Instructions to follow :: Set down the material below word for word, excluding the pictures.

The data ::
──────

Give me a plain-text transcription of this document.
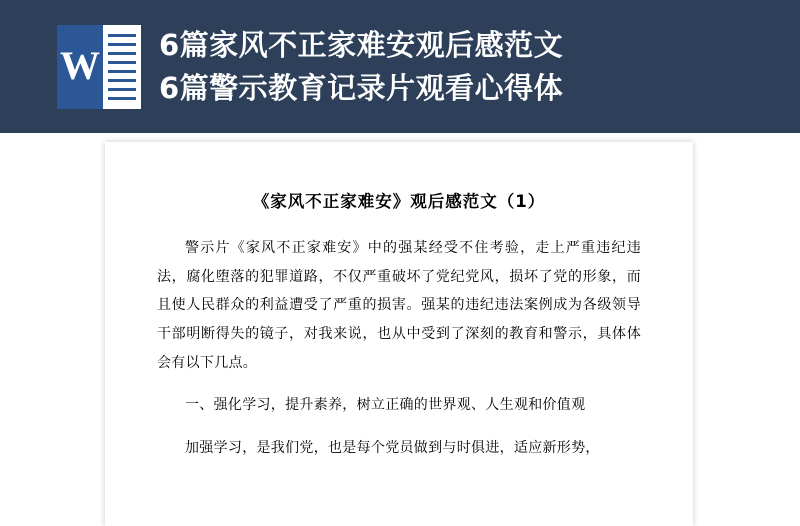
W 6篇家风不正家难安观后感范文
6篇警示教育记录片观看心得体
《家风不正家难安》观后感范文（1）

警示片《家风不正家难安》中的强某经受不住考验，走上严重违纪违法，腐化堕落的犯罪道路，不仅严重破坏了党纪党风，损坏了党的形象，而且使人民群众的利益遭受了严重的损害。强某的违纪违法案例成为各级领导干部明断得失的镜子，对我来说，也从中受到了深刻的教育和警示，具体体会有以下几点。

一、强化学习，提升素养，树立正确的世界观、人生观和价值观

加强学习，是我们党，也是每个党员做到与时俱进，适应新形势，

──────

Solution for this problem ::
Give me a plain-text transcription of this document.
W 6篇家风不正家难安观后感范文
6篇警示教育记录片观看心得体
《家风不正家难安》观后感范文（1）

警示片《家风不正家难安》中的强某经受不住考验，走上严重违纪违法，腐化堕落的犯罪道路，不仅严重破坏了党纪党风，损坏了党的形象，而且使人民群众的利益遭受了严重的损害。强某的违纪违法案例成为各级领导干部明断得失的镜子，对我来说，也从中受到了深刻的教育和警示，具体体会有以下几点。

一、强化学习，提升素养，树立正确的世界观、人生观和价值观

加强学习，是我们党，也是每个党员做到与时俱进，适应新形势，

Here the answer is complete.